◆ **MATERIAL**:
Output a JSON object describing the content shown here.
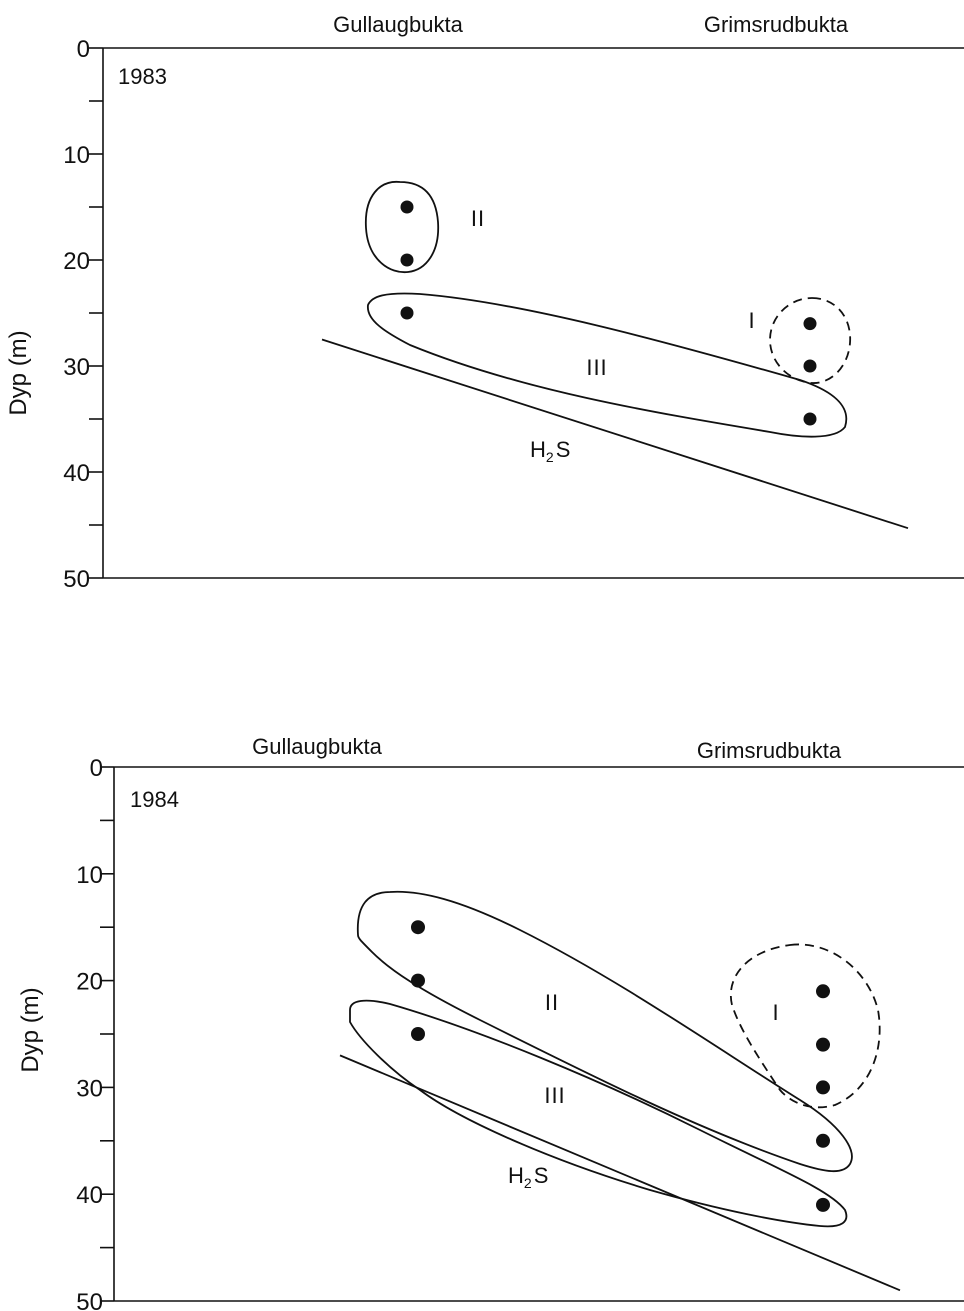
{
  "chart_data": [
    {
      "type": "scatter",
      "title": "1983",
      "xlabel_left": "Gullaugbukta",
      "xlabel_right": "Grimsrudbukta",
      "ylabel": "Dyp (m)",
      "ylim": [
        0,
        50
      ],
      "yticks": [
        0,
        10,
        20,
        30,
        40,
        50
      ],
      "stations": [
        {
          "name": "Gullaugbukta",
          "depths": [
            15,
            20,
            25
          ]
        },
        {
          "name": "Grimsrudbukta",
          "depths": [
            26,
            30,
            35
          ]
        }
      ],
      "groups": [
        {
          "label": "I",
          "style": "dashed"
        },
        {
          "label": "II",
          "style": "solid"
        },
        {
          "label": "III",
          "style": "solid"
        }
      ],
      "boundary": {
        "label": "H",
        "sub": "2",
        "label2": "S",
        "left_depth": 27.5,
        "right_depth": 45.3
      }
    },
    {
      "type": "scatter",
      "title": "1984",
      "xlabel_left": "Gullaugbukta",
      "xlabel_right": "Grimsrudbukta",
      "ylabel": "Dyp (m)",
      "ylim": [
        0,
        50
      ],
      "yticks": [
        0,
        10,
        20,
        30,
        40,
        50
      ],
      "stations": [
        {
          "name": "Gullaugbukta",
          "depths": [
            15,
            20,
            25
          ]
        },
        {
          "name": "Grimsrudbukta",
          "depths": [
            21,
            26,
            30,
            35,
            41
          ]
        }
      ],
      "groups": [
        {
          "label": "I",
          "style": "dashed"
        },
        {
          "label": "II",
          "style": "solid"
        },
        {
          "label": "III",
          "style": "solid"
        }
      ],
      "boundary": {
        "label": "H",
        "sub": "2",
        "label2": "S",
        "left_depth": 27,
        "right_depth": 49
      }
    }
  ]
}
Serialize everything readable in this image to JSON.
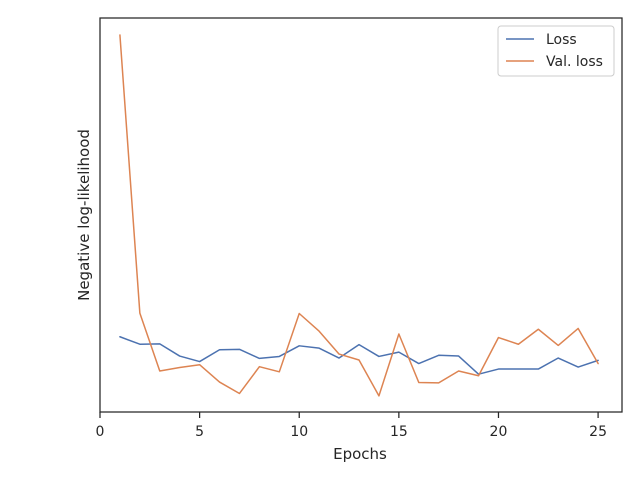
{
  "chart_data": {
    "type": "line",
    "title": "",
    "xlabel": "Epochs",
    "ylabel": "Negative log-likelihood",
    "xlim": [
      0,
      26.2
    ],
    "ylim": [
      0.0,
      1.0
    ],
    "x_ticks": [
      0,
      5,
      10,
      15,
      20,
      25
    ],
    "y_ticks": [],
    "grid": false,
    "legend_position": "top-right",
    "series": [
      {
        "name": "Loss",
        "color": "#4c72b0",
        "x": [
          1,
          2,
          3,
          4,
          5,
          6,
          7,
          8,
          9,
          10,
          11,
          12,
          13,
          14,
          15,
          16,
          17,
          18,
          19,
          20,
          21,
          22,
          23,
          24,
          25
        ],
        "values": [
          0.191,
          0.172,
          0.173,
          0.142,
          0.128,
          0.158,
          0.159,
          0.136,
          0.141,
          0.168,
          0.162,
          0.137,
          0.171,
          0.141,
          0.152,
          0.123,
          0.144,
          0.142,
          0.096,
          0.109,
          0.109,
          0.109,
          0.137,
          0.114,
          0.131
        ]
      },
      {
        "name": "Val. loss",
        "color": "#dd8452",
        "x": [
          1,
          2,
          3,
          4,
          5,
          6,
          7,
          8,
          9,
          10,
          11,
          12,
          13,
          14,
          15,
          16,
          17,
          18,
          19,
          20,
          21,
          22,
          23,
          24,
          25
        ],
        "values": [
          0.957,
          0.251,
          0.104,
          0.113,
          0.12,
          0.076,
          0.047,
          0.115,
          0.102,
          0.25,
          0.205,
          0.147,
          0.132,
          0.041,
          0.198,
          0.075,
          0.074,
          0.104,
          0.092,
          0.189,
          0.172,
          0.21,
          0.169,
          0.212,
          0.123
        ]
      }
    ]
  }
}
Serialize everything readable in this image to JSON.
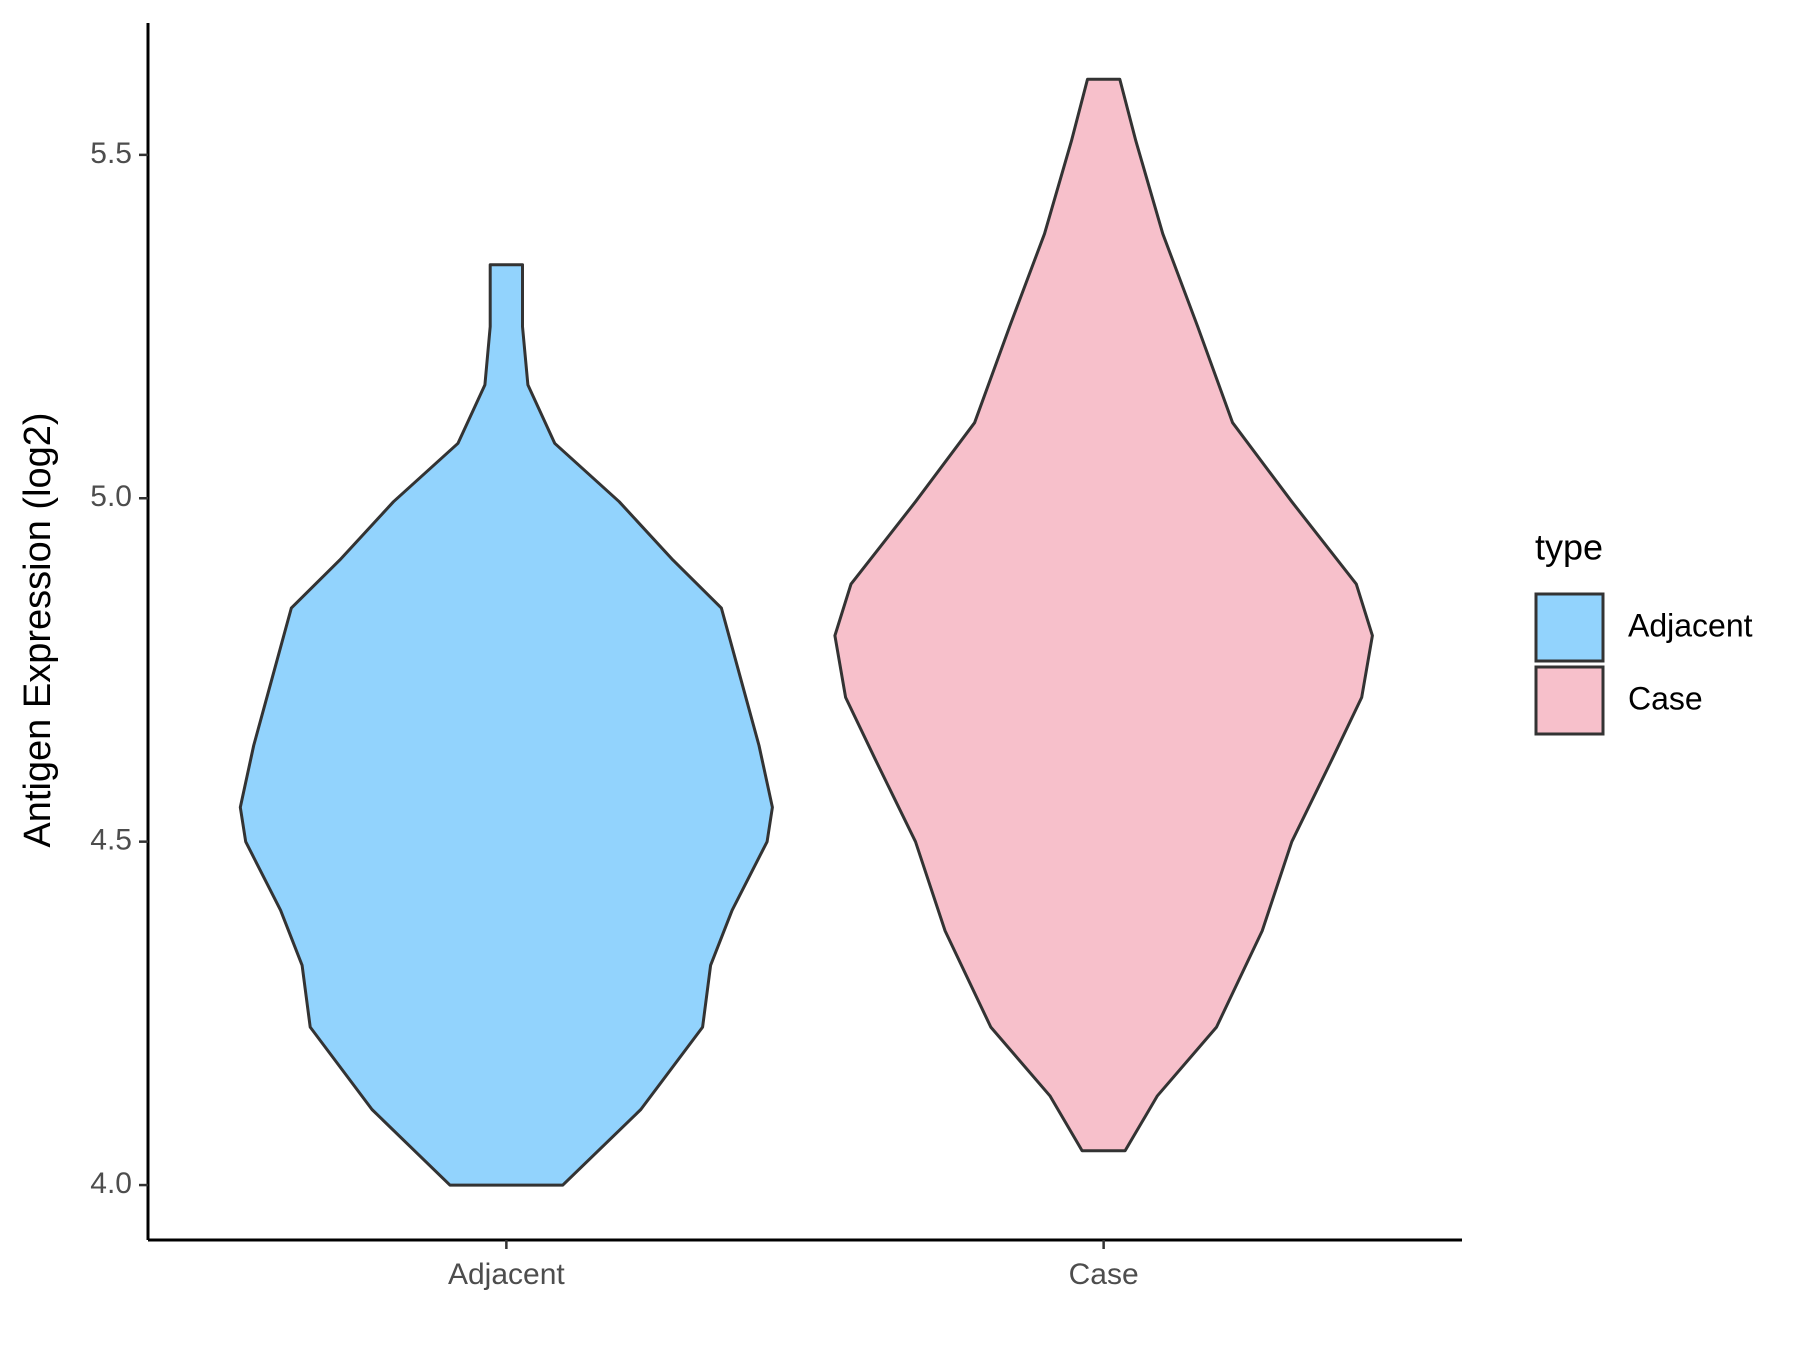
{
  "chart_data": {
    "type": "violin",
    "y_label": "Antigen Expression (log2)",
    "categories": [
      "Adjacent",
      "Case"
    ],
    "series": [
      {
        "name": "Adjacent",
        "color": "#92d3fd",
        "y": [
          4.0,
          4.11,
          4.23,
          4.32,
          4.4,
          4.5,
          4.55,
          4.64,
          4.74,
          4.84,
          4.91,
          4.995,
          5.08,
          5.165,
          5.25,
          5.34
        ],
        "width": [
          0.21,
          0.5,
          0.73,
          0.76,
          0.84,
          0.97,
          0.99,
          0.94,
          0.87,
          0.8,
          0.62,
          0.42,
          0.18,
          0.08,
          0.06,
          0.06
        ]
      },
      {
        "name": "Case",
        "color": "#f7c0cb",
        "y": [
          4.05,
          4.13,
          4.23,
          4.37,
          4.5,
          4.62,
          4.71,
          4.8,
          4.875,
          4.995,
          5.11,
          5.25,
          5.385,
          5.52,
          5.61
        ],
        "width": [
          0.08,
          0.2,
          0.42,
          0.59,
          0.7,
          0.85,
          0.96,
          1.0,
          0.94,
          0.7,
          0.48,
          0.35,
          0.22,
          0.12,
          0.06
        ]
      }
    ],
    "ylim": [
      3.92,
      5.692
    ],
    "yticks": [
      {
        "value": 4.0,
        "label": "4.0"
      },
      4.5,
      {
        "value": 5.0,
        "label": "5.0"
      },
      5.5
    ],
    "legend_title": "type",
    "legend_position": "right"
  }
}
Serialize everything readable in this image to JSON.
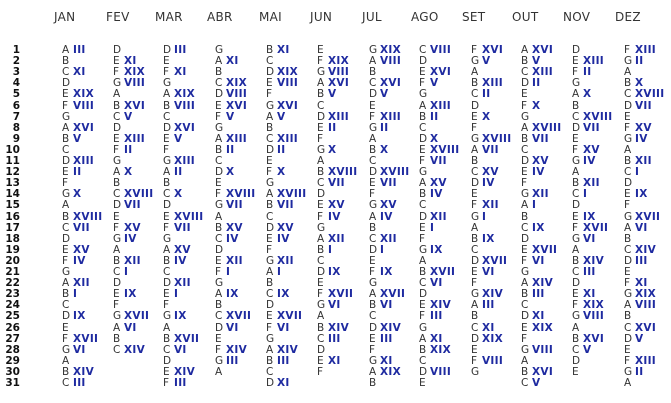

◆ **SET EXERCISE**: Transcribe the records above exactly, leaving out every picture.

◆ **OUTPUT BELOW**:
Output a JSON object describing the content shown here.
{
  "chart_data": [
    {
      "type": "scatter",
      "title": "1983",
      "xlabel_left": "Gullaugbukta",
      "xlabel_right": "Grimsrudbukta",
      "ylabel": "Dyp (m)",
      "ylim": [
        0,
        50
      ],
      "yticks": [
        0,
        10,
        20,
        30,
        40,
        50
      ],
      "stations": [
        {
          "name": "Gullaugbukta",
          "depths": [
            15,
            20,
            25
          ]
        },
        {
          "name": "Grimsrudbukta",
          "depths": [
            26,
            30,
            35
          ]
        }
      ],
      "groups": [
        {
          "label": "I",
          "style": "dashed"
        },
        {
          "label": "II",
          "style": "solid"
        },
        {
          "label": "III",
          "style": "solid"
        }
      ],
      "boundary": {
        "label": "H",
        "sub": "2",
        "label2": "S",
        "left_depth": 27.5,
        "right_depth": 45.3
      }
    },
    {
      "type": "scatter",
      "title": "1984",
      "xlabel_left": "Gullaugbukta",
      "xlabel_right": "Grimsrudbukta",
      "ylabel": "Dyp (m)",
      "ylim": [
        0,
        50
      ],
      "yticks": [
        0,
        10,
        20,
        30,
        40,
        50
      ],
      "stations": [
        {
          "name": "Gullaugbukta",
          "depths": [
            15,
            20,
            25
          ]
        },
        {
          "name": "Grimsrudbukta",
          "depths": [
            21,
            26,
            30,
            35,
            41
          ]
        }
      ],
      "groups": [
        {
          "label": "I",
          "style": "dashed"
        },
        {
          "label": "II",
          "style": "solid"
        },
        {
          "label": "III",
          "style": "solid"
        }
      ],
      "boundary": {
        "label": "H",
        "sub": "2",
        "label2": "S",
        "left_depth": 27,
        "right_depth": 49
      }
    }
  ]
}
Serialize everything readable in this image to JSON.
{
  "chart_data": {
    "type": "line",
    "title": "",
    "xlabel": "Epochs",
    "ylabel": "Negative log-likelihood",
    "xlim": [
      0,
      26.2
    ],
    "ylim": [
      0.0,
      1.0
    ],
    "x_ticks": [
      0,
      5,
      10,
      15,
      20,
      25
    ],
    "y_ticks": [],
    "grid": false,
    "legend_position": "top-right",
    "series": [
      {
        "name": "Loss",
        "color": "#4c72b0",
        "x": [
          1,
          2,
          3,
          4,
          5,
          6,
          7,
          8,
          9,
          10,
          11,
          12,
          13,
          14,
          15,
          16,
          17,
          18,
          19,
          20,
          21,
          22,
          23,
          24,
          25
        ],
        "values": [
          0.191,
          0.172,
          0.173,
          0.142,
          0.128,
          0.158,
          0.159,
          0.136,
          0.141,
          0.168,
          0.162,
          0.137,
          0.171,
          0.141,
          0.152,
          0.123,
          0.144,
          0.142,
          0.096,
          0.109,
          0.109,
          0.109,
          0.137,
          0.114,
          0.131
        ]
      },
      {
        "name": "Val. loss",
        "color": "#dd8452",
        "x": [
          1,
          2,
          3,
          4,
          5,
          6,
          7,
          8,
          9,
          10,
          11,
          12,
          13,
          14,
          15,
          16,
          17,
          18,
          19,
          20,
          21,
          22,
          23,
          24,
          25
        ],
        "values": [
          0.957,
          0.251,
          0.104,
          0.113,
          0.12,
          0.076,
          0.047,
          0.115,
          0.102,
          0.25,
          0.205,
          0.147,
          0.132,
          0.041,
          0.198,
          0.075,
          0.074,
          0.104,
          0.092,
          0.189,
          0.172,
          0.21,
          0.169,
          0.212,
          0.123
        ]
      }
    ]
  }
}
Serialize everything readable in this image to JSON.
{
  "chart_data": {
    "type": "violin",
    "y_label": "Antigen Expression (log2)",
    "categories": [
      "Adjacent",
      "Case"
    ],
    "series": [
      {
        "name": "Adjacent",
        "color": "#92d3fd",
        "y": [
          4.0,
          4.11,
          4.23,
          4.32,
          4.4,
          4.5,
          4.55,
          4.64,
          4.74,
          4.84,
          4.91,
          4.995,
          5.08,
          5.165,
          5.25,
          5.34
        ],
        "width": [
          0.21,
          0.5,
          0.73,
          0.76,
          0.84,
          0.97,
          0.99,
          0.94,
          0.87,
          0.8,
          0.62,
          0.42,
          0.18,
          0.08,
          0.06,
          0.06
        ]
      },
      {
        "name": "Case",
        "color": "#f7c0cb",
        "y": [
          4.05,
          4.13,
          4.23,
          4.37,
          4.5,
          4.62,
          4.71,
          4.8,
          4.875,
          4.995,
          5.11,
          5.25,
          5.385,
          5.52,
          5.61
        ],
        "width": [
          0.08,
          0.2,
          0.42,
          0.59,
          0.7,
          0.85,
          0.96,
          1.0,
          0.94,
          0.7,
          0.48,
          0.35,
          0.22,
          0.12,
          0.06
        ]
      }
    ],
    "ylim": [
      3.92,
      5.692
    ],
    "yticks": [
      {
        "value": 4.0,
        "label": "4.0"
      },
      4.5,
      {
        "value": 5.0,
        "label": "5.0"
      },
      5.5
    ],
    "legend_title": "type",
    "legend_position": "right"
  }
}
Serialize everything readable in this image to JSON.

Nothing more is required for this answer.